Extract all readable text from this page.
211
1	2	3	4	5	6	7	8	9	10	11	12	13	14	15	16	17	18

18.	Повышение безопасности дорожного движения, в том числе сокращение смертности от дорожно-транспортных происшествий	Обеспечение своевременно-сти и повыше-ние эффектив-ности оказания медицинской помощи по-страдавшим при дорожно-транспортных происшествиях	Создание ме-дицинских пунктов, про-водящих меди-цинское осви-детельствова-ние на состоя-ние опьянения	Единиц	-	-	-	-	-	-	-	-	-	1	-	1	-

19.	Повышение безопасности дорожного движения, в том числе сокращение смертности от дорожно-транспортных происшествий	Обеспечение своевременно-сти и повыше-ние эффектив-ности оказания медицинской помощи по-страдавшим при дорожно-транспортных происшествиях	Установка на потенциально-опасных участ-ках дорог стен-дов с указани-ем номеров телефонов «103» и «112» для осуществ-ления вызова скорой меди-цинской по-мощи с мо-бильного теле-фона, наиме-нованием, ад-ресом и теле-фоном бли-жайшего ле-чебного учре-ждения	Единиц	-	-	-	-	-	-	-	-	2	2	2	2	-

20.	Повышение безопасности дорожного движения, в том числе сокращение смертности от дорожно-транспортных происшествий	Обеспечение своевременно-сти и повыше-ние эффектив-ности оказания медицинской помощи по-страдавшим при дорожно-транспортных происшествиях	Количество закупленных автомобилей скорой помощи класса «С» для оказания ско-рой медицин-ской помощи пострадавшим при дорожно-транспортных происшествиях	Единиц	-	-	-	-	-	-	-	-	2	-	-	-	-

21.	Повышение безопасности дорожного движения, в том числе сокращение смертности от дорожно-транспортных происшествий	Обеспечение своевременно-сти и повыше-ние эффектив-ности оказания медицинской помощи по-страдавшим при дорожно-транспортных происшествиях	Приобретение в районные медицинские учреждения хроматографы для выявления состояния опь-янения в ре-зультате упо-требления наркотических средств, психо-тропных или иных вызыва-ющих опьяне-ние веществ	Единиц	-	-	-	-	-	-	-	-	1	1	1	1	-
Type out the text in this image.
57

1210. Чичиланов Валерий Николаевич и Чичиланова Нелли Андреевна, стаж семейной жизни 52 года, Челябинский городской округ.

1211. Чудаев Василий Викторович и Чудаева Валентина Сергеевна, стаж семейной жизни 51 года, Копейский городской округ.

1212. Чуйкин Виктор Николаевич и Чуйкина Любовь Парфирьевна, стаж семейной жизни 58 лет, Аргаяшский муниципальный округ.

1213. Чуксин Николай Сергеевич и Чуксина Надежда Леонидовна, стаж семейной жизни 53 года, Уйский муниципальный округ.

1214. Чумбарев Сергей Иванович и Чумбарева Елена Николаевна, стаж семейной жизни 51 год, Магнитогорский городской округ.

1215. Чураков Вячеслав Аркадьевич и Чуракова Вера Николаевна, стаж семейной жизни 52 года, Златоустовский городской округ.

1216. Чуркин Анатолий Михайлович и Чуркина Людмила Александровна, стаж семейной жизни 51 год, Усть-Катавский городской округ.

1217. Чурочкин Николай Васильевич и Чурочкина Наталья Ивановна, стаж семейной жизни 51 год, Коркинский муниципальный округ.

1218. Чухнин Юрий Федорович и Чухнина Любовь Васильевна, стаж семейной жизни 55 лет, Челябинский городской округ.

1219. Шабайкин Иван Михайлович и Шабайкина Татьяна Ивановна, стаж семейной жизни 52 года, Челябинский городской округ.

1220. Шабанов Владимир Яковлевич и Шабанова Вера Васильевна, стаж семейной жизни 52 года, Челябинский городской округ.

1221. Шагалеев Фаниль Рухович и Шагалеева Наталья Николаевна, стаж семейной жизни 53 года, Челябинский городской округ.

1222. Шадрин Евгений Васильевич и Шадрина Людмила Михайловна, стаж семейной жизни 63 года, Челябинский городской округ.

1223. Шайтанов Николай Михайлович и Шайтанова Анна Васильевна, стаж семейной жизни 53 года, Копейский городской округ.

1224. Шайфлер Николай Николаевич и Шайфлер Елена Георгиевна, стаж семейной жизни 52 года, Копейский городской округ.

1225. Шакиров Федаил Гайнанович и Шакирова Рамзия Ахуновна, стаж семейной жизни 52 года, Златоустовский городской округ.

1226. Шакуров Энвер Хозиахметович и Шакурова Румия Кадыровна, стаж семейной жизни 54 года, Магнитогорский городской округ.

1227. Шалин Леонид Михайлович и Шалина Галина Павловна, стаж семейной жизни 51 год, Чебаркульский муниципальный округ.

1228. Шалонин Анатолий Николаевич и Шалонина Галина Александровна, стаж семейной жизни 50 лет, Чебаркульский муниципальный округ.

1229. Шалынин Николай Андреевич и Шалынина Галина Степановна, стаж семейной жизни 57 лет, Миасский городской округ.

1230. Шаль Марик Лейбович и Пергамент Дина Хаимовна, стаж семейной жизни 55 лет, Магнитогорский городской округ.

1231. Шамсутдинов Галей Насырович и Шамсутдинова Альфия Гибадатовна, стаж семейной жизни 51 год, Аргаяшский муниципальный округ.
_____
■ The exercise:
Transcribe the material exactly as it reads.

■ Response to the exercise:
Extract all readable text from this page.
211
1	2	3	4	5	6	7	8	9	10	11	12	13	14	15	16	17	18

18.	Повышение безопасности дорожного движения, в том числе сокращение смертности от дорожно-транспортных происшествий	Обеспечение своевременно-сти и повыше-ние эффектив-ности оказания медицинской помощи по-страдавшим при дорожно-транспортных происшествиях	Создание ме-дицинских пунктов, про-водящих меди-цинское осви-детельствова-ние на состоя-ние опьянения	Единиц	-	-	-	-	-	-	-	-	-	1	-	1	-

19.	Повышение безопасности дорожного движения, в том числе сокращение смертности от дорожно-транспортных происшествий	Обеспечение своевременно-сти и повыше-ние эффектив-ности оказания медицинской помощи по-страдавшим при дорожно-транспортных происшествиях	Установка на потенциально-опасных участ-ках дорог стен-дов с указани-ем номеров телефонов «103» и «112» для осуществ-ления вызова скорой меди-цинской по-мощи с мо-бильного теле-фона, наиме-нованием, ад-ресом и теле-фоном бли-жайшего ле-чебного учре-ждения	Единиц	-	-	-	-	-	-	-	-	2	2	2	2	-

20.	Повышение безопасности дорожного движения, в том числе сокращение смертности от дорожно-транспортных происшествий	Обеспечение своевременно-сти и повыше-ние эффектив-ности оказания медицинской помощи по-страдавшим при дорожно-транспортных происшествиях	Количество закупленных автомобилей скорой помощи класса «С» для оказания ско-рой медицин-ской помощи пострадавшим при дорожно-транспортных происшествиях	Единиц	-	-	-	-	-	-	-	-	2	-	-	-	-

21.	Повышение безопасности дорожного движения, в том числе сокращение смертности от дорожно-транспортных происшествий	Обеспечение своевременно-сти и повыше-ние эффектив-ности оказания медицинской помощи по-страдавшим при дорожно-транспортных происшествиях	Приобретение в районные медицинские учреждения хроматографы для выявления состояния опь-янения в ре-зультате упо-требления наркотических средств, психо-тропных или иных вызыва-ющих опьяне-ние веществ	Единиц	-	-	-	-	-	-	-	-	1	1	1	1	-
Type out the text in this image.
57

1210. Чичиланов Валерий Николаевич и Чичиланова Нелли Андреевна, стаж семейной жизни 52 года, Челябинский городской округ.

1211. Чудаев Василий Викторович и Чудаева Валентина Сергеевна, стаж семейной жизни 51 года, Копейский городской округ.

1212. Чуйкин Виктор Николаевич и Чуйкина Любовь Парфирьевна, стаж семейной жизни 58 лет, Аргаяшский муниципальный округ.

1213. Чуксин Николай Сергеевич и Чуксина Надежда Леонидовна, стаж семейной жизни 53 года, Уйский муниципальный округ.

1214. Чумбарев Сергей Иванович и Чумбарева Елена Николаевна, стаж семейной жизни 51 год, Магнитогорский городской округ.

1215. Чураков Вячеслав Аркадьевич и Чуракова Вера Николаевна, стаж семейной жизни 52 года, Златоустовский городской округ.

1216. Чуркин Анатолий Михайлович и Чуркина Людмила Александровна, стаж семейной жизни 51 год, Усть-Катавский городской округ.

1217. Чурочкин Николай Васильевич и Чурочкина Наталья Ивановна, стаж семейной жизни 51 год, Коркинский муниципальный округ.

1218. Чухнин Юрий Федорович и Чухнина Любовь Васильевна, стаж семейной жизни 55 лет, Челябинский городской округ.

1219. Шабайкин Иван Михайлович и Шабайкина Татьяна Ивановна, стаж семейной жизни 52 года, Челябинский городской округ.

1220. Шабанов Владимир Яковлевич и Шабанова Вера Васильевна, стаж семейной жизни 52 года, Челябинский городской округ.

1221. Шагалеев Фаниль Рухович и Шагалеева Наталья Николаевна, стаж семейной жизни 53 года, Челябинский городской округ.

1222. Шадрин Евгений Васильевич и Шадрина Людмила Михайловна, стаж семейной жизни 63 года, Челябинский городской округ.

1223. Шайтанов Николай Михайлович и Шайтанова Анна Васильевна, стаж семейной жизни 53 года, Копейский городской округ.

1224. Шайфлер Николай Николаевич и Шайфлер Елена Георгиевна, стаж семейной жизни 52 года, Копейский городской округ.

1225. Шакиров Федаил Гайнанович и Шакирова Рамзия Ахуновна, стаж семейной жизни 52 года, Златоустовский городской округ.

1226. Шакуров Энвер Хозиахметович и Шакурова Румия Кадыровна, стаж семейной жизни 54 года, Магнитогорский городской округ.

1227. Шалин Леонид Михайлович и Шалина Галина Павловна, стаж семейной жизни 51 год, Чебаркульский муниципальный округ.

1228. Шалонин Анатолий Николаевич и Шалонина Галина Александровна, стаж семейной жизни 50 лет, Чебаркульский муниципальный округ.

1229. Шалынин Николай Андреевич и Шалынина Галина Степановна, стаж семейной жизни 57 лет, Миасский городской округ.

1230. Шаль Марик Лейбович и Пергамент Дина Хаимовна, стаж семейной жизни 55 лет, Магнитогорский городской округ.

1231. Шамсутдинов Галей Насырович и Шамсутдинова Альфия Гибадатовна, стаж семейной жизни 51 год, Аргаяшский муниципальный округ.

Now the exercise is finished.